» Extracted data
/---
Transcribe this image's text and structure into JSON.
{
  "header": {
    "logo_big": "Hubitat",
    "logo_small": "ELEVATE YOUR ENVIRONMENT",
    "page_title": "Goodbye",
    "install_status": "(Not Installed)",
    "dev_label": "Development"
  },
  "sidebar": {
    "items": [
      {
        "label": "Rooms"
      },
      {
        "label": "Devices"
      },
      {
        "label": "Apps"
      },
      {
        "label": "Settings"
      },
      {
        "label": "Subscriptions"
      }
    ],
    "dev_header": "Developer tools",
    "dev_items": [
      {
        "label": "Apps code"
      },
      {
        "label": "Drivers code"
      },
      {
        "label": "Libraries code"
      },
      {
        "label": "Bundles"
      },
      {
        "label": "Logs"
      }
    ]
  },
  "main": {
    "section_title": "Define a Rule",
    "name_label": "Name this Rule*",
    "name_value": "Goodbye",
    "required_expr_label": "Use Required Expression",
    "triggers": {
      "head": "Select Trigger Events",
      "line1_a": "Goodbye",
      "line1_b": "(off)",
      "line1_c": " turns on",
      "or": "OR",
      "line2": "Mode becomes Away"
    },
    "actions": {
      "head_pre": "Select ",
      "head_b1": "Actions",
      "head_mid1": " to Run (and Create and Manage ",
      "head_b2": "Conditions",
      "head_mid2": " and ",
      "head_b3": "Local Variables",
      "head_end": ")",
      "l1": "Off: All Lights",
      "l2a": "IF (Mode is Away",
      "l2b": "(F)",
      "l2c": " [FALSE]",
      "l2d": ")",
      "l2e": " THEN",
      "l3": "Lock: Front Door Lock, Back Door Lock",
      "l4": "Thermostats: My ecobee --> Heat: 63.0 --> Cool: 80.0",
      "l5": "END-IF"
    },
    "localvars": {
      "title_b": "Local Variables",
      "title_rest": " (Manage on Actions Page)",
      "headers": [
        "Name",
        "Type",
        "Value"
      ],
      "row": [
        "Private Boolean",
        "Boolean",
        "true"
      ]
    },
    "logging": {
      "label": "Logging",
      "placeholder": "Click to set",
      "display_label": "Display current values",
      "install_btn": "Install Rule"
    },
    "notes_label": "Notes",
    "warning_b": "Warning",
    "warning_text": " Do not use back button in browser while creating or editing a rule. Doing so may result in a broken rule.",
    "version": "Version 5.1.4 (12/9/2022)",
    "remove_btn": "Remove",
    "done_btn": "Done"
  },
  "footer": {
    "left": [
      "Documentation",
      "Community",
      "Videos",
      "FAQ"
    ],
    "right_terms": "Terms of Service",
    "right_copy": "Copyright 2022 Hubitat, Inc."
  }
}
\---
» Given instruction
Copy every record exactly as presented.

» Task result
Transcribe this image's text and structure into JSON.
{
  "header": {
    "logo_big": "Hubitat",
    "logo_small": "ELEVATE YOUR ENVIRONMENT",
    "page_title": "Goodbye",
    "install_status": "(Not Installed)",
    "dev_label": "Development"
  },
  "sidebar": {
    "items": [
      {
        "label": "Rooms"
      },
      {
        "label": "Devices"
      },
      {
        "label": "Apps"
      },
      {
        "label": "Settings"
      },
      {
        "label": "Subscriptions"
      }
    ],
    "dev_header": "Developer tools",
    "dev_items": [
      {
        "label": "Apps code"
      },
      {
        "label": "Drivers code"
      },
      {
        "label": "Libraries code"
      },
      {
        "label": "Bundles"
      },
      {
        "label": "Logs"
      }
    ]
  },
  "main": {
    "section_title": "Define a Rule",
    "name_label": "Name this Rule*",
    "name_value": "Goodbye",
    "required_expr_label": "Use Required Expression",
    "triggers": {
      "head": "Select Trigger Events",
      "line1_a": "Goodbye",
      "line1_b": "(off)",
      "line1_c": " turns on",
      "or": "OR",
      "line2": "Mode becomes Away"
    },
    "actions": {
      "head_pre": "Select ",
      "head_b1": "Actions",
      "head_mid1": " to Run (and Create and Manage ",
      "head_b2": "Conditions",
      "head_mid2": " and ",
      "head_b3": "Local Variables",
      "head_end": ")",
      "l1": "Off: All Lights",
      "l2a": "IF (Mode is Away",
      "l2b": "(F)",
      "l2c": " [FALSE]",
      "l2d": ")",
      "l2e": " THEN",
      "l3": "Lock: Front Door Lock, Back Door Lock",
      "l4": "Thermostats: My ecobee --> Heat: 63.0 --> Cool: 80.0",
      "l5": "END-IF"
    },
    "localvars": {
      "title_b": "Local Variables",
      "title_rest": " (Manage on Actions Page)",
      "headers": [
        "Name",
        "Type",
        "Value"
      ],
      "row": [
        "Private Boolean",
        "Boolean",
        "true"
      ]
    },
    "logging": {
      "label": "Logging",
      "placeholder": "Click to set",
      "display_label": "Display current values",
      "install_btn": "Install Rule"
    },
    "notes_label": "Notes",
    "warning_b": "Warning",
    "warning_text": " Do not use back button in browser while creating or editing a rule. Doing so may result in a broken rule.",
    "version": "Version 5.1.4 (12/9/2022)",
    "remove_btn": "Remove",
    "done_btn": "Done"
  },
  "footer": {
    "left": [
      "Documentation",
      "Community",
      "Videos",
      "FAQ"
    ],
    "right_terms": "Terms of Service",
    "right_copy": "Copyright 2022 Hubitat, Inc."
  }
}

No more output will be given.